Trecho do documento:
------
Importante lembrar que, atualmente, os casos de intoxicação por via inalatória, como já citado, têm ocorrido muito mais por abuso como droga recreacional de forma aguda do que em exposições crônicas (provavelmente por se seguirem normas de segurança em áreas de risco ocupacional). Contudo, os níveis séricos de metanol e ácido fórmico atingidos são menores do que aqueles atingidos após ingestão de metanol, relacionando-se também com menores níveis de acidose e de complicações visuais.

A exposição transdérmica é menos importante em termos de incidência, porém há alguns dados a se ressaltar. A simples aplicação de metanol sobre uma pequena área do antebraço, com exposição de 2 minutos, gera níveis séricos equivalentes a uma exposição inalatória de 40 ppm por 8 horas. Em um trabalho com pessoas sadias, a mão de voluntários (cerca de 3% da área corpórea) foi colocada em uma solução a 100% de metanol por cerca de 15 minutos, resultando em uma concentração sérica equivalente a uma exposição inalatória a 400 ppm por 8 horas. Ou seja, apesar de infrequentes, exposições cutâneas a metanol devem ser encaradas como de risco para intoxicação devido à facilidade de absorção transdérmica demonstrada em estudos.

Em relação à reprodução e ao desenvolvimento, estudos em primatas parecem não mostrar diferenças toxicológicas durante a gestação. Estudos de neurodesenvolvimento após exposição ocupacional materna ainda são inconclusivos. Parece não haver problemas no desenvolvimento fetal se a exposição leva a concentrações menores que 10 mg/L no sangue. Órgãos como ACGIH, OSHA, NTP e IARC consideram o metanol não carcinogênico, não teratogênico, inconclusivo sobre mutagenicidade e com toxicidade reprodutiva demonstrada em ratos com defeitos de nascença com exposições a 20.000 ppm.

 

Há chance de tratamento para a intoxicação?
------
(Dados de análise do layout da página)
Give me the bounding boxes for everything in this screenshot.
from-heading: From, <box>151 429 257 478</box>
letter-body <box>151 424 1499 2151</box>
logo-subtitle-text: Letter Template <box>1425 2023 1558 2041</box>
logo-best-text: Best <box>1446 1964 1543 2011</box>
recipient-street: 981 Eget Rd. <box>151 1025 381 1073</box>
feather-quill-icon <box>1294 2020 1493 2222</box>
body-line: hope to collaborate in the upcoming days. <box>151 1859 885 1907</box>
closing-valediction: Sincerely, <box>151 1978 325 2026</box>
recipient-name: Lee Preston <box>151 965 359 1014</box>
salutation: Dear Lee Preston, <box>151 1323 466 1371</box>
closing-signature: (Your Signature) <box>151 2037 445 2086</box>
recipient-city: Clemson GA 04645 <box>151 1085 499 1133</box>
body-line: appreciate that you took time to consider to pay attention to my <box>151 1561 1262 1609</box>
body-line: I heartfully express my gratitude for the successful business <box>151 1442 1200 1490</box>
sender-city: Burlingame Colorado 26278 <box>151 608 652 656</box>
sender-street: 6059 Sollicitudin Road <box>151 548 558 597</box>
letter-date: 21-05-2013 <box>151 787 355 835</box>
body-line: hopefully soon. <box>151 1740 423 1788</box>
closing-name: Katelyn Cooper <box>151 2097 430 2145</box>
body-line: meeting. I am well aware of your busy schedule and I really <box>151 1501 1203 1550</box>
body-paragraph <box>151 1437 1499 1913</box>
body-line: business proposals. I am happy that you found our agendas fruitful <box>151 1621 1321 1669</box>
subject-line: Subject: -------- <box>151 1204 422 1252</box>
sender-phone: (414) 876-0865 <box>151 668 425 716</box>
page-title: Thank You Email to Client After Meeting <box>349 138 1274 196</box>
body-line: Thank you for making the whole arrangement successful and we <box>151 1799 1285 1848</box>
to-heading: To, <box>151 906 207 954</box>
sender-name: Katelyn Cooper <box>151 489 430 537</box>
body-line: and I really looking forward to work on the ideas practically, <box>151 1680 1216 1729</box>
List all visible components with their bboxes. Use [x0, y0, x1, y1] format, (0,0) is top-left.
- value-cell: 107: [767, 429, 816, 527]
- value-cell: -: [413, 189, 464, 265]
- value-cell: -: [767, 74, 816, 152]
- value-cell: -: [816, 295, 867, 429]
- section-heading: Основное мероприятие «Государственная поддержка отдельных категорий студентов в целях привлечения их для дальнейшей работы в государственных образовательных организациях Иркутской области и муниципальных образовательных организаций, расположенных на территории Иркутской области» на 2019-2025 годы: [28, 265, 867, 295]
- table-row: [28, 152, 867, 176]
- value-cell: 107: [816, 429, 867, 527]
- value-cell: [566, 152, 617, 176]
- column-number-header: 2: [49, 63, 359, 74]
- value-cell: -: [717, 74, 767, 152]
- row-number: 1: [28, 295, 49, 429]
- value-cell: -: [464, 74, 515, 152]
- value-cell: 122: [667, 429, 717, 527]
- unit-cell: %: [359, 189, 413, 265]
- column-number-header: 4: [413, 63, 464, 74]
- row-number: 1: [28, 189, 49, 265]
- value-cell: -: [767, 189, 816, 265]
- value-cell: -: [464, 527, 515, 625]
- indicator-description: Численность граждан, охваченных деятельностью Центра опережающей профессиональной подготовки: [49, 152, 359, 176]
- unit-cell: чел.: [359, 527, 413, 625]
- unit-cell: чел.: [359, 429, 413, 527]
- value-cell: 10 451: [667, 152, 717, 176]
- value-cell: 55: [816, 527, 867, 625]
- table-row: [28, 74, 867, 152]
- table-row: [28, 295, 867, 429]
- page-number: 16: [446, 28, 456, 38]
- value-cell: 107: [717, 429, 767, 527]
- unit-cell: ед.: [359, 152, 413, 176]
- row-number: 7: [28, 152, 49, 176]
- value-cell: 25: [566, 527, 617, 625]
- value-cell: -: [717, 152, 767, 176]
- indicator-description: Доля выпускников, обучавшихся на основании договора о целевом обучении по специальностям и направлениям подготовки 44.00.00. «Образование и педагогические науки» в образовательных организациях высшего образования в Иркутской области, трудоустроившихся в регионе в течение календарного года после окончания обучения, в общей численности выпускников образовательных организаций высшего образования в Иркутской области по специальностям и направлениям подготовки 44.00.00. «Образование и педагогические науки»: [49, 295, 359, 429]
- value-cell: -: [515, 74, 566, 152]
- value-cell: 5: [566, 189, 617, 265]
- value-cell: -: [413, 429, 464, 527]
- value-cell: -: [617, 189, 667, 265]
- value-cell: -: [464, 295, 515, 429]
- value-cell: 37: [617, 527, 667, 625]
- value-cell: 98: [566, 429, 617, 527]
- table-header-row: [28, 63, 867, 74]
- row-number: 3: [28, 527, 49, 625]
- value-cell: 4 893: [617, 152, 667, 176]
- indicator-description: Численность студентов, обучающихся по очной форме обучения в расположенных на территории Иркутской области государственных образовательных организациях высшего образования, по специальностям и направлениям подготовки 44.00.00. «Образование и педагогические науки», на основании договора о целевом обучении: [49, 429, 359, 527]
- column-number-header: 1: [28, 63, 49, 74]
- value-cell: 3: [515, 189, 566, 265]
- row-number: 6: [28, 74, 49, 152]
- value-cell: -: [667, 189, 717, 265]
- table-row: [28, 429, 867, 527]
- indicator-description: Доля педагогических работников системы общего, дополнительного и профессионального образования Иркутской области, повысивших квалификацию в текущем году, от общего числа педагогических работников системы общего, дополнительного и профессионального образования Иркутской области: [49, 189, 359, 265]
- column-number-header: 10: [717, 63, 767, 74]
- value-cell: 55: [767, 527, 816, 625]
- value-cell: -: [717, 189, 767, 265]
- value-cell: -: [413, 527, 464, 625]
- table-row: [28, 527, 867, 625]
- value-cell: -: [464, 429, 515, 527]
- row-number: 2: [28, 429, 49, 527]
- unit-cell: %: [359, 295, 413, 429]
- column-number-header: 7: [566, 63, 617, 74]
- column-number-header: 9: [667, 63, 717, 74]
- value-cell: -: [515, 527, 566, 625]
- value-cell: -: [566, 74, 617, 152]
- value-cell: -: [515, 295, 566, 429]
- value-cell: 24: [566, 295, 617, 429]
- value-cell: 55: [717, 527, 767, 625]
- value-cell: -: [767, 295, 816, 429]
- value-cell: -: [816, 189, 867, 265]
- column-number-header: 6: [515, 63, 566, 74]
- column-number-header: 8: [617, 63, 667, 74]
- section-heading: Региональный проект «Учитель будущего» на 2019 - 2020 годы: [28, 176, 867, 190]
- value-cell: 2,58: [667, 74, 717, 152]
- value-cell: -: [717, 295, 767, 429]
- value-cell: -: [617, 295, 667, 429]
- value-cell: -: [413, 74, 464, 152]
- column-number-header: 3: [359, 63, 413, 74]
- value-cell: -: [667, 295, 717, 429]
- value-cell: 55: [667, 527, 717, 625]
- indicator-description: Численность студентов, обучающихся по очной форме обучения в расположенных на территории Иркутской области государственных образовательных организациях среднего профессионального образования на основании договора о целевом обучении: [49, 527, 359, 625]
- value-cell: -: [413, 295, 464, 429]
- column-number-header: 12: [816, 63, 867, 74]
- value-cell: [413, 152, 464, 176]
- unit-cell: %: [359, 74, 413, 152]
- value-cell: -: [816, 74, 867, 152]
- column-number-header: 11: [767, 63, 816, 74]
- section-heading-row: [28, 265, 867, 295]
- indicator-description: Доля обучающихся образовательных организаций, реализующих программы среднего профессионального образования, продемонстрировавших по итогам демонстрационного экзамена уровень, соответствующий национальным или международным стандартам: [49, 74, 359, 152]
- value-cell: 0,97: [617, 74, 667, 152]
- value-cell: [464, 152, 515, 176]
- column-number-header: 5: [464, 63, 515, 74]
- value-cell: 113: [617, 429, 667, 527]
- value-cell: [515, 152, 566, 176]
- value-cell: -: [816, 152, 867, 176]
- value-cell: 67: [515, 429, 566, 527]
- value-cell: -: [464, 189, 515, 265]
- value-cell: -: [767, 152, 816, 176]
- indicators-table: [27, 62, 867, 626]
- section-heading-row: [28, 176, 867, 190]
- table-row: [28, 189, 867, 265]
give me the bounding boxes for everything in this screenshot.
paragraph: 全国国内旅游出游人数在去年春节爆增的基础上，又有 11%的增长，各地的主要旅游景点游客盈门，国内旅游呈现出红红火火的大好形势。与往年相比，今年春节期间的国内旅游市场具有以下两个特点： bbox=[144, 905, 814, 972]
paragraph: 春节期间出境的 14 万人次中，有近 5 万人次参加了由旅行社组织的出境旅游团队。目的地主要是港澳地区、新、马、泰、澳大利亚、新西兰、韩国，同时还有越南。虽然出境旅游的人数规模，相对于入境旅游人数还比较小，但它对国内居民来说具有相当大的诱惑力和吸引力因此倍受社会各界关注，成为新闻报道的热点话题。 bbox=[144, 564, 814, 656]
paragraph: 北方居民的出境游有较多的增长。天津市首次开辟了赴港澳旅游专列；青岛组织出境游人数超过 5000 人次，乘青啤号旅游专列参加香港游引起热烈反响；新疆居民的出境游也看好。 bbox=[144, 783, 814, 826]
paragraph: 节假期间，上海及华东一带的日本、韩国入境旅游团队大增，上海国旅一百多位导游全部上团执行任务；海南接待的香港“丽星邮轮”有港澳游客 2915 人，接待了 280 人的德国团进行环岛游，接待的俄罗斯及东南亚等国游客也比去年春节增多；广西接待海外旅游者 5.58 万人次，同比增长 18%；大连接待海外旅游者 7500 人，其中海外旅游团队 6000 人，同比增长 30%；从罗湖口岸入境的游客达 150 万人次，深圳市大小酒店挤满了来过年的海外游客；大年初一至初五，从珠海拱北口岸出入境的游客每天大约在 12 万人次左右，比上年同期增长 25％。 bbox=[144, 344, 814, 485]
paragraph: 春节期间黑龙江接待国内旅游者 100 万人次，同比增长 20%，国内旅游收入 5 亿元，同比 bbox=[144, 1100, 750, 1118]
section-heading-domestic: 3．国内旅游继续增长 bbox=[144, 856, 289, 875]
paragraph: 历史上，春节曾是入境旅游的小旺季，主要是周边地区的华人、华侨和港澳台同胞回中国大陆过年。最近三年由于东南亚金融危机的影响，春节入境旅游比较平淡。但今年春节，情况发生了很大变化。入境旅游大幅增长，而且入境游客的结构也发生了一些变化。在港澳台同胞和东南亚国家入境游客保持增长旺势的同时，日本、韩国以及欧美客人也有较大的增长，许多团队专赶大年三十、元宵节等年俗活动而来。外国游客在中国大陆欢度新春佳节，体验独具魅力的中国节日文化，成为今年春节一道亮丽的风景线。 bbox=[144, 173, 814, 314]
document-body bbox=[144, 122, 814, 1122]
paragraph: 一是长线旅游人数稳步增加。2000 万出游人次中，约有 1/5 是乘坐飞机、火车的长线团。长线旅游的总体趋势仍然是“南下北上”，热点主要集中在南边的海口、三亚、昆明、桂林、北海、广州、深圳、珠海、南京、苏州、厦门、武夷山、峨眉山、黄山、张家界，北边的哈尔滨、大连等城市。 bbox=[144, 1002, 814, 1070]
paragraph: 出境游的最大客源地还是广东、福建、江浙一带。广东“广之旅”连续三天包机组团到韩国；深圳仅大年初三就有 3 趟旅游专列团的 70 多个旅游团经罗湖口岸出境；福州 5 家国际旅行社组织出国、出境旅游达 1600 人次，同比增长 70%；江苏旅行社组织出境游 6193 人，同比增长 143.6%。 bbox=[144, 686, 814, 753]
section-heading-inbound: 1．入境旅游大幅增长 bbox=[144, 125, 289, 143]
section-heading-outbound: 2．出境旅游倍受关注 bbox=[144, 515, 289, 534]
------
O que fazer: Pode devolver, sem mudar nada, tudo o que vai desde "Em relação à" até "para a intoxicação?" no texto sobre intoxicação por metanol? Baseie-se somente no texto.

Sua resposta:
Em relação à reprodução e ao desenvolvimento, estudos em primatas parecem não mostrar diferenças toxicológicas durante a gestação. Estudos de neurodesenvolvimento após exposição ocupacional materna ainda são inconclusivos. Parece não haver problemas no desenvolvimento fetal se a exposição leva a concentrações menores que 10 mg/L no sangue. Órgãos como ACGIH, OSHA, NTP e IARC consideram o metanol não carcinogênico, não teratogênico, inconclusivo sobre mutagenicidade e com toxicidade reprodutiva demonstrada em ratos com defeitos de nascença com exposições a 20.000 ppm.

 

Há chance de tratamento para a intoxicação?